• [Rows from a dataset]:
- - -

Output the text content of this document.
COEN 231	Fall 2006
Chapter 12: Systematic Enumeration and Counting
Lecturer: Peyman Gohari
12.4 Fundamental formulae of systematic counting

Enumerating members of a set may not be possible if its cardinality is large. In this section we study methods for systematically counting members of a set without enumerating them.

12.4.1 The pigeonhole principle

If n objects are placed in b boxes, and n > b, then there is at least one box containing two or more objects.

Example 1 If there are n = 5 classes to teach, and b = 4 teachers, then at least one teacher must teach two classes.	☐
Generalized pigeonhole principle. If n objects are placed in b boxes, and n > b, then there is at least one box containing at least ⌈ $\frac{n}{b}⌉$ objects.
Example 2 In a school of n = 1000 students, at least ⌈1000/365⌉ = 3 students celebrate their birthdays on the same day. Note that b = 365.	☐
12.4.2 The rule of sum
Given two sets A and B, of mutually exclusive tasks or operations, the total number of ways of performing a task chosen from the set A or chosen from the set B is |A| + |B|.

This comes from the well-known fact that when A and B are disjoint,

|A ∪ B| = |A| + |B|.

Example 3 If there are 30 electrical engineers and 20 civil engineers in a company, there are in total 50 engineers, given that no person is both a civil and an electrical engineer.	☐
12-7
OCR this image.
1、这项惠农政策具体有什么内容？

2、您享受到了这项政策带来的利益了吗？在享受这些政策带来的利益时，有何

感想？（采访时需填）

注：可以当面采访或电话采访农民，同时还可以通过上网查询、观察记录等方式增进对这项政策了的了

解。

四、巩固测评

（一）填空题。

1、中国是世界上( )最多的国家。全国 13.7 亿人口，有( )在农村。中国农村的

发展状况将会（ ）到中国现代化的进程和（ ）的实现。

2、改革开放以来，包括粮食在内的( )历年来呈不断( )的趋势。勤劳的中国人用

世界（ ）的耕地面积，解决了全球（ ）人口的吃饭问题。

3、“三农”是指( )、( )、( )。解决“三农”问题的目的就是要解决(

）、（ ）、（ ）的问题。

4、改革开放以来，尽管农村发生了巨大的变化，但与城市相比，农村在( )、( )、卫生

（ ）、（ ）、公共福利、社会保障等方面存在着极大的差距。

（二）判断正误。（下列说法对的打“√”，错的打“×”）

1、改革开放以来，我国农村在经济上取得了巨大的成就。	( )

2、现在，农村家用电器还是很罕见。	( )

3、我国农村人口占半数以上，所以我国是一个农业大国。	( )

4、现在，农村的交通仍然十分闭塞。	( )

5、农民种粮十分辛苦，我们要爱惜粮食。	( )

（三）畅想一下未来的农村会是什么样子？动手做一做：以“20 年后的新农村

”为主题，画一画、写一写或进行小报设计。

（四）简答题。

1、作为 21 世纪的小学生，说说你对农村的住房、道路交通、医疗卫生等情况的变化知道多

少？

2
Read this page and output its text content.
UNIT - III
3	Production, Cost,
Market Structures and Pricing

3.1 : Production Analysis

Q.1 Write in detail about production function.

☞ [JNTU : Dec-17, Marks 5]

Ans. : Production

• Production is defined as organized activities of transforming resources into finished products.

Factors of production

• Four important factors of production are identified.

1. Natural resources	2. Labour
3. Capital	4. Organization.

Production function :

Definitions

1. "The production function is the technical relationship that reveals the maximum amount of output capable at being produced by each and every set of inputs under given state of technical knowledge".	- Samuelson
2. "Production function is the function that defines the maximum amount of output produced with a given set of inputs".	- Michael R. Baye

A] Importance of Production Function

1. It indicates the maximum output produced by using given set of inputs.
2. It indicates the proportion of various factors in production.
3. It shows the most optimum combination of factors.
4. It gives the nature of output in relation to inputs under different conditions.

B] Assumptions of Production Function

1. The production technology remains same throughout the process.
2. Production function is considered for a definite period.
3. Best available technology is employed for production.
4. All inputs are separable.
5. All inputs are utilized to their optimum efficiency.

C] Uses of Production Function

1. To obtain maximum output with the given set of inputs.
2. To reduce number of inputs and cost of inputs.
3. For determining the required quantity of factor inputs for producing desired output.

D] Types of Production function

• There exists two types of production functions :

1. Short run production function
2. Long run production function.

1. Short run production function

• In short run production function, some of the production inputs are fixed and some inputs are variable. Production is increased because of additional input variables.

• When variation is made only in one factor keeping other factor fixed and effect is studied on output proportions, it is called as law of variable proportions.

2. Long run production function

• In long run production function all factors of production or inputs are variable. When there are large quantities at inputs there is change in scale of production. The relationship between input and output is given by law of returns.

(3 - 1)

- - -

• [Exercise aim]: Make a copy of each line that contains the string "objects".

• [Worked solution]:
If n objects are placed in b boxes, and n > b, then there is at least one box containing two or more objects.
Generalized pigeonhole principle. If n objects are placed in b boxes, and n > b, then there is at least one box containing at least ⌈ $\frac{n}{b}⌉$ objects.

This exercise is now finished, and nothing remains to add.